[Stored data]
-.-.-
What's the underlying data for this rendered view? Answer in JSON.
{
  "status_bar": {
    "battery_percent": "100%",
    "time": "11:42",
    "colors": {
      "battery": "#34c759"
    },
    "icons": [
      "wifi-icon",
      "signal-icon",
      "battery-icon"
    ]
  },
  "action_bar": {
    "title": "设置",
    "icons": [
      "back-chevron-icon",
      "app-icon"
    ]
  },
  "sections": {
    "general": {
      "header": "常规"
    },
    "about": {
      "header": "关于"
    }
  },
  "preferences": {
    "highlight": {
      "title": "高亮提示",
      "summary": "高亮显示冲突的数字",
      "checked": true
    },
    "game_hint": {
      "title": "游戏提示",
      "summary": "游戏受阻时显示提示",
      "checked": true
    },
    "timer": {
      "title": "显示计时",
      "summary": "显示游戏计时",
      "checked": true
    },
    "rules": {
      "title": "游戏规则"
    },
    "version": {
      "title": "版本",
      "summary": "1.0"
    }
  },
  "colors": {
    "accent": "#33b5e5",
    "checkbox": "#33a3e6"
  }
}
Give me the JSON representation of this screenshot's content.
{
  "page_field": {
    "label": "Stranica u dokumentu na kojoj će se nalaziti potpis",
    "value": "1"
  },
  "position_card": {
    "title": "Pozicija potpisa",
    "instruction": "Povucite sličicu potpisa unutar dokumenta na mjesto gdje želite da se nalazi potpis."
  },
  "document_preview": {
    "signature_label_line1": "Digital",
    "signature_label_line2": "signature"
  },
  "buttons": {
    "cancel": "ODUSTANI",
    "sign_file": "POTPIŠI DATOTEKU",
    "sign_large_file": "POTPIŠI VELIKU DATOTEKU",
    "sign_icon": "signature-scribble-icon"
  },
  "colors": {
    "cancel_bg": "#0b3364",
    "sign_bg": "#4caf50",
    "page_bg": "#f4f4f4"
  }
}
-.-.-
» **Stated exercise**
Gather every line from the entries above where the word "summary" appears, and copy them.

» **Result for this exercise**
      "summary": "高亮显示冲突的数字",
      "summary": "游戏受阻时显示提示",
      "summary": "显示游戏计时",
      "summary": "1.0"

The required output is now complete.